Take from the listing each line that has the string "Hello".
/---
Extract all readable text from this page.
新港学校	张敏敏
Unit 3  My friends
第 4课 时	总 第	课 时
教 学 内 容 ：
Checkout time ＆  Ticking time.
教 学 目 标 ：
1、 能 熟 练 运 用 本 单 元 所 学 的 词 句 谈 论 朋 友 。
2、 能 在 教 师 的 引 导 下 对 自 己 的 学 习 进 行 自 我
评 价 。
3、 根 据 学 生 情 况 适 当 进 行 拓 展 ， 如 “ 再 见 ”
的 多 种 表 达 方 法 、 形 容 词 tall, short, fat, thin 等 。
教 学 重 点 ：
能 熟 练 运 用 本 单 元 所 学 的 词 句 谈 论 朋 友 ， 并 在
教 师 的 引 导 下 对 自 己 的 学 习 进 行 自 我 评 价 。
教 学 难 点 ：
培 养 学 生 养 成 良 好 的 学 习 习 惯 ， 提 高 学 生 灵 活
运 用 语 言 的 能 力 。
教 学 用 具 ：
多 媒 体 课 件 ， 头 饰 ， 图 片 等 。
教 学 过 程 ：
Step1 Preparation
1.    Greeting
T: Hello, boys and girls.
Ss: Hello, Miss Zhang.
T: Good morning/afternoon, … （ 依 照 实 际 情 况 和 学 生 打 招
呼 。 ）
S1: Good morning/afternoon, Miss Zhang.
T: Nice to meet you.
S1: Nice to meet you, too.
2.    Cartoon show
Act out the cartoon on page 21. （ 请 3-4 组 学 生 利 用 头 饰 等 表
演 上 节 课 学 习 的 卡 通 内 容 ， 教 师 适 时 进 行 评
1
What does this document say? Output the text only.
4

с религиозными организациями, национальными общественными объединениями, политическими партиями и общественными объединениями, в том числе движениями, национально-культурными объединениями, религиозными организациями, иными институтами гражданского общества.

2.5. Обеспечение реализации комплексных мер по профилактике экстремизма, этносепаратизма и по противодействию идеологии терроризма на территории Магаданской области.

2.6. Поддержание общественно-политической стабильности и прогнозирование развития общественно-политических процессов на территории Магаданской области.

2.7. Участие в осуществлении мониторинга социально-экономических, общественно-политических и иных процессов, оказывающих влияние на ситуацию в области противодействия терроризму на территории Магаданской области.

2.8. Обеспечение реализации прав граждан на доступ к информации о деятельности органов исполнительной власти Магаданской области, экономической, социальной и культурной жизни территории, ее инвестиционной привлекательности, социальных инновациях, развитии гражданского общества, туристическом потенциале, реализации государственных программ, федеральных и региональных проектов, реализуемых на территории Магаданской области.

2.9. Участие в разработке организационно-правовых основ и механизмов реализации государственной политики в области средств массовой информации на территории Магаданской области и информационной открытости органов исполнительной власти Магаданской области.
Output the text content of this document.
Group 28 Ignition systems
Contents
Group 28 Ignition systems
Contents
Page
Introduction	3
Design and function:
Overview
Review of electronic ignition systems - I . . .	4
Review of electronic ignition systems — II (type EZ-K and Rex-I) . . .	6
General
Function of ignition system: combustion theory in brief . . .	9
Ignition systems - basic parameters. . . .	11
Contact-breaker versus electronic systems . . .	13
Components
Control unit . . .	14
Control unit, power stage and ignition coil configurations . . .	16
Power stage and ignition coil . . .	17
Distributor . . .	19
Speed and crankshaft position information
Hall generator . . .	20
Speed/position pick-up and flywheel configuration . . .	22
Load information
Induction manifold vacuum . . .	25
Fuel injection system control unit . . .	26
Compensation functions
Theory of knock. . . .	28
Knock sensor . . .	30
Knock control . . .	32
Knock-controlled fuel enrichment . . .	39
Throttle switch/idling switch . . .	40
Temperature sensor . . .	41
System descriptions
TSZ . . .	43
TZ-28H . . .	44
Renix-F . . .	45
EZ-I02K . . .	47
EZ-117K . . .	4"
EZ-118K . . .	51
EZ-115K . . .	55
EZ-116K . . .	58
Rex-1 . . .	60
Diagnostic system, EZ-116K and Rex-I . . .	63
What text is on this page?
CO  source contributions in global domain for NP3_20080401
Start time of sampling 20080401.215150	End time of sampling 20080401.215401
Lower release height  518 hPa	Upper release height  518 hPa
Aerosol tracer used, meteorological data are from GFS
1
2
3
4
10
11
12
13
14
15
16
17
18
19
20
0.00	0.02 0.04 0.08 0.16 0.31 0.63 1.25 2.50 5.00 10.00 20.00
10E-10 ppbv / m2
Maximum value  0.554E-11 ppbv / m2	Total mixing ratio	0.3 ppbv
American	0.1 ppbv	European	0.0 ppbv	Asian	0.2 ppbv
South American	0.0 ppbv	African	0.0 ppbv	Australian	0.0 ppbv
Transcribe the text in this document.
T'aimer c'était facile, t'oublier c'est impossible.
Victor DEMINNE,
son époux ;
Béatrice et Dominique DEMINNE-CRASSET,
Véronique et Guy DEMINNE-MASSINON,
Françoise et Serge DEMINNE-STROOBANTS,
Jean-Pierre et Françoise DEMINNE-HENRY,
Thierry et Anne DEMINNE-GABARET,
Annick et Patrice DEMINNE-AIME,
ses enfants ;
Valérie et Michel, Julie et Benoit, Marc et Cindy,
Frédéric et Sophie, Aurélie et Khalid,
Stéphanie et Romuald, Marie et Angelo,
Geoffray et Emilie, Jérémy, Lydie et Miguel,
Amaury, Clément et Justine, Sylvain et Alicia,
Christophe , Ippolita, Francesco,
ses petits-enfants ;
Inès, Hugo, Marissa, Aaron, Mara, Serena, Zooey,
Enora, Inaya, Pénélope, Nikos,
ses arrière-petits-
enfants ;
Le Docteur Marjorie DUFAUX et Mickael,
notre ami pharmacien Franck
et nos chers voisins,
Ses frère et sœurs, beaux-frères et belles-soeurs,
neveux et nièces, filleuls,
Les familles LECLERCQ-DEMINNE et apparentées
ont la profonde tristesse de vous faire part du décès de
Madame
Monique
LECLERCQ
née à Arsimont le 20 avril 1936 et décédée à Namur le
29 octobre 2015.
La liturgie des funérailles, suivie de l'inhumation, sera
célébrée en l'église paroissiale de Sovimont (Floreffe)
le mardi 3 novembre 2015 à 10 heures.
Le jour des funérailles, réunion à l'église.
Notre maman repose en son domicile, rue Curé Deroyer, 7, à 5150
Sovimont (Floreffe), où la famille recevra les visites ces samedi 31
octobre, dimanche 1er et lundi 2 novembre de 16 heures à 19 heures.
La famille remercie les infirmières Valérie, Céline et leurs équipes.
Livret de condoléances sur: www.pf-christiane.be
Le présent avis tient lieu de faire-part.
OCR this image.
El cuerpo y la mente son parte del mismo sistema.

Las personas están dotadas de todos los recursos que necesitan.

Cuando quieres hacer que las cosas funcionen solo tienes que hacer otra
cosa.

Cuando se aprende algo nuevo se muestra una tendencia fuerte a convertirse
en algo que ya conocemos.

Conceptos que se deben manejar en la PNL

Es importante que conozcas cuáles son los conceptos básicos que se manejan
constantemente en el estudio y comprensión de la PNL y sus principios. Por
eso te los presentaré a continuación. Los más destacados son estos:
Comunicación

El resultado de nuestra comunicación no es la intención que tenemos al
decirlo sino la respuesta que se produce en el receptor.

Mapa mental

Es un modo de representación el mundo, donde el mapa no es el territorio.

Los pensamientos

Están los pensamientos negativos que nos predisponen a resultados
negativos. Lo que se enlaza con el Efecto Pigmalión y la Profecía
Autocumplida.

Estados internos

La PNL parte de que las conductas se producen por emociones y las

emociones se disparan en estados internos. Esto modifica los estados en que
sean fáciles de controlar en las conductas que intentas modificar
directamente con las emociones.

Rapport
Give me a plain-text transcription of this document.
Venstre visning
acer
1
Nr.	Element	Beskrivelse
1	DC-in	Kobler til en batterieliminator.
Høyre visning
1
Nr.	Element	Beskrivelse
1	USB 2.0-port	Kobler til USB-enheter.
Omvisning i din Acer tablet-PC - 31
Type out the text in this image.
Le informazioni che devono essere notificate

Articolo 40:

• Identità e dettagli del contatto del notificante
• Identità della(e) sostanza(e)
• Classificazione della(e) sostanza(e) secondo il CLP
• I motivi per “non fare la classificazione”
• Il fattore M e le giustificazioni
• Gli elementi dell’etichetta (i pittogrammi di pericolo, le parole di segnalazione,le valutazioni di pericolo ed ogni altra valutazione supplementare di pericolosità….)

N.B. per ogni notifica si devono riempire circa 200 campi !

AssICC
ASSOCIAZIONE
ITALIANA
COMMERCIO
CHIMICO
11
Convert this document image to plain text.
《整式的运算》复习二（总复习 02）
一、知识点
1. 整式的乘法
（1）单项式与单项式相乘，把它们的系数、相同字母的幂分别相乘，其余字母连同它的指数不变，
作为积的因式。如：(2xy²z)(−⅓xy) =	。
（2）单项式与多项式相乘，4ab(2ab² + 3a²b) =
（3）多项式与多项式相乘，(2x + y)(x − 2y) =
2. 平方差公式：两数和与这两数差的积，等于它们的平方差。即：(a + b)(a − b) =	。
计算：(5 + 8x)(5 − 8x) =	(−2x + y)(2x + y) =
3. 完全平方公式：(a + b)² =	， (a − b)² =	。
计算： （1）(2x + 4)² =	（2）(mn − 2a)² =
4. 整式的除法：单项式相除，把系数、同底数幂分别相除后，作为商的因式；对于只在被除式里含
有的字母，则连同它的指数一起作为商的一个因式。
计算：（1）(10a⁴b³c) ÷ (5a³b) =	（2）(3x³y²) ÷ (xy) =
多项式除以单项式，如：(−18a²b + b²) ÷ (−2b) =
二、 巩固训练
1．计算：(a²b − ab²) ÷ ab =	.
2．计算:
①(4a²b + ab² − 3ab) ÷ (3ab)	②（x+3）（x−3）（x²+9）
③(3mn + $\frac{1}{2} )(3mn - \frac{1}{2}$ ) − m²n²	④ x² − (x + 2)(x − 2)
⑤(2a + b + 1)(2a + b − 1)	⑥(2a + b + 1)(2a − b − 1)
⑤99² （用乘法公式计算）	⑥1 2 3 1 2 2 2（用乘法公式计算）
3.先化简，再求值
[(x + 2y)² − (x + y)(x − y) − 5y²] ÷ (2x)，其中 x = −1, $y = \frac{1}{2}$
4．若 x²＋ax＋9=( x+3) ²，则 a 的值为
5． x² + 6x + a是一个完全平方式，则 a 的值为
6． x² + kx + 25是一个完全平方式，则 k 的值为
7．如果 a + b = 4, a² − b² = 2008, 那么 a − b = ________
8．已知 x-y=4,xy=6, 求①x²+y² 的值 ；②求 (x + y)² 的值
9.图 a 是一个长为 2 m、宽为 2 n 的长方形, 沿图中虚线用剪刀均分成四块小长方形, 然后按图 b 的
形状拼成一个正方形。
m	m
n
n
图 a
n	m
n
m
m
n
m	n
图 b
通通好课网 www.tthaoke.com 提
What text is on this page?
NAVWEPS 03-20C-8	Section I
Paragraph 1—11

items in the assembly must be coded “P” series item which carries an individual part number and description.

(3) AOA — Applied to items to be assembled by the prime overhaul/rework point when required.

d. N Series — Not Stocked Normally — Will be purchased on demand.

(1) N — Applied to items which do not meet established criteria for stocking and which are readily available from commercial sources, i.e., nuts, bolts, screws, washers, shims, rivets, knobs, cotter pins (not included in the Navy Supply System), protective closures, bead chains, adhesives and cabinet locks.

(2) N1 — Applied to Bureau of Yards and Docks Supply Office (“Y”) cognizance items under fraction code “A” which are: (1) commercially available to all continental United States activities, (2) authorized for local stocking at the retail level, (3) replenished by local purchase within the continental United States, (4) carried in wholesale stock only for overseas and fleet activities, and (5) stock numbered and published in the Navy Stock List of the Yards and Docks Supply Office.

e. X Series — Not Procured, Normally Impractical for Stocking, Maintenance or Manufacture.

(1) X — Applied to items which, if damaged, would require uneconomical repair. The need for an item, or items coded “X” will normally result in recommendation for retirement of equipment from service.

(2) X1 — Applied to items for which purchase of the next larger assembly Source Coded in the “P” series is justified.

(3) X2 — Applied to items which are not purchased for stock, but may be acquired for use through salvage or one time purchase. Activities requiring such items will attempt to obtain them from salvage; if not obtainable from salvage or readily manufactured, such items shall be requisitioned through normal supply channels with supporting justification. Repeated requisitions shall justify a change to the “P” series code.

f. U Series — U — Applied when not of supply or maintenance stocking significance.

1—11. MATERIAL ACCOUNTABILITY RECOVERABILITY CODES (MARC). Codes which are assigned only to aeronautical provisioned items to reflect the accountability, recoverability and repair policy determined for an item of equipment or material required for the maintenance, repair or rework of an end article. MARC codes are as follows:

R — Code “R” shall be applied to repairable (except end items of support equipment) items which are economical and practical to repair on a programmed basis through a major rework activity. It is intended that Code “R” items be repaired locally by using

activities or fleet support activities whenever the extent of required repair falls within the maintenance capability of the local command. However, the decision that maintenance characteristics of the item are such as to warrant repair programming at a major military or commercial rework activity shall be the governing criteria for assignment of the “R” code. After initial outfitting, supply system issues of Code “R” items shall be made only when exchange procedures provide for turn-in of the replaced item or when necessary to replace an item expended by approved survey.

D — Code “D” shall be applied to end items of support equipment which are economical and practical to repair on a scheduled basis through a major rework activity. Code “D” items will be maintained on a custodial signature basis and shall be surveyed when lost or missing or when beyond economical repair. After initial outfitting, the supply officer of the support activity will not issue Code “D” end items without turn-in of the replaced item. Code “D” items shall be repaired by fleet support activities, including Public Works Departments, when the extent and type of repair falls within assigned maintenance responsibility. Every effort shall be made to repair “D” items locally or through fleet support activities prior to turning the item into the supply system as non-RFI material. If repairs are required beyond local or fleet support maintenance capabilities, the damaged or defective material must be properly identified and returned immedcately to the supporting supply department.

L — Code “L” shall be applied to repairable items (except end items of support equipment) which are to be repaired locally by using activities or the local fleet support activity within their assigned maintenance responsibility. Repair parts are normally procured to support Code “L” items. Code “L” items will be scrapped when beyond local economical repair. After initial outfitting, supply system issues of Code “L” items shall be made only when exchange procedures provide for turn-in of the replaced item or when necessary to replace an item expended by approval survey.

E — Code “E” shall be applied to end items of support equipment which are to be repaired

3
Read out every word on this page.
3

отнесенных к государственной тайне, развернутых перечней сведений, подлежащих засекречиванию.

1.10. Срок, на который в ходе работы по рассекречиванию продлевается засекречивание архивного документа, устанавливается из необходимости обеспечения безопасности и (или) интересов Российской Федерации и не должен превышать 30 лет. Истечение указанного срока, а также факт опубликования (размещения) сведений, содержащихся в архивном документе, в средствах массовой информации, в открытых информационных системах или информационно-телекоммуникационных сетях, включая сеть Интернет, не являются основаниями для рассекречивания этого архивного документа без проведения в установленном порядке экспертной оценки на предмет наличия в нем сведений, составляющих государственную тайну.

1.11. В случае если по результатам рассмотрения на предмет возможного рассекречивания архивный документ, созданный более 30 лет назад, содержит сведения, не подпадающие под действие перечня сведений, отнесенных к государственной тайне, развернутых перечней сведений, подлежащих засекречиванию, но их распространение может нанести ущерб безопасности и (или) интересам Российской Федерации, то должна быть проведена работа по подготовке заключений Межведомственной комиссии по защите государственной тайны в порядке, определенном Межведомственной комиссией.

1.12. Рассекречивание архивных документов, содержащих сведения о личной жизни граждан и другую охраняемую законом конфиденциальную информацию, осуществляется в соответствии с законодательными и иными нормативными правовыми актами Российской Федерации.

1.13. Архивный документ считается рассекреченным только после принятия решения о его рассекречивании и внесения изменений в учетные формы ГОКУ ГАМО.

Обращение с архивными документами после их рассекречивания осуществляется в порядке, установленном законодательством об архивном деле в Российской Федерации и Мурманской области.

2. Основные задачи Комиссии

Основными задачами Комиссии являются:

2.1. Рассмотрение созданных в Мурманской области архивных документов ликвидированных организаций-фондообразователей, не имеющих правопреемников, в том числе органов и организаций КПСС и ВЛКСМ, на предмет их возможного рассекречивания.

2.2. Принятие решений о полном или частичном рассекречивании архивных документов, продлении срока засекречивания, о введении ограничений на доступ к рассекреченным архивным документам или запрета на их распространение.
\---
* [TASK SOLUTION]
T: Hello, boys and girls.
Ss: Hello, Miss Zhang.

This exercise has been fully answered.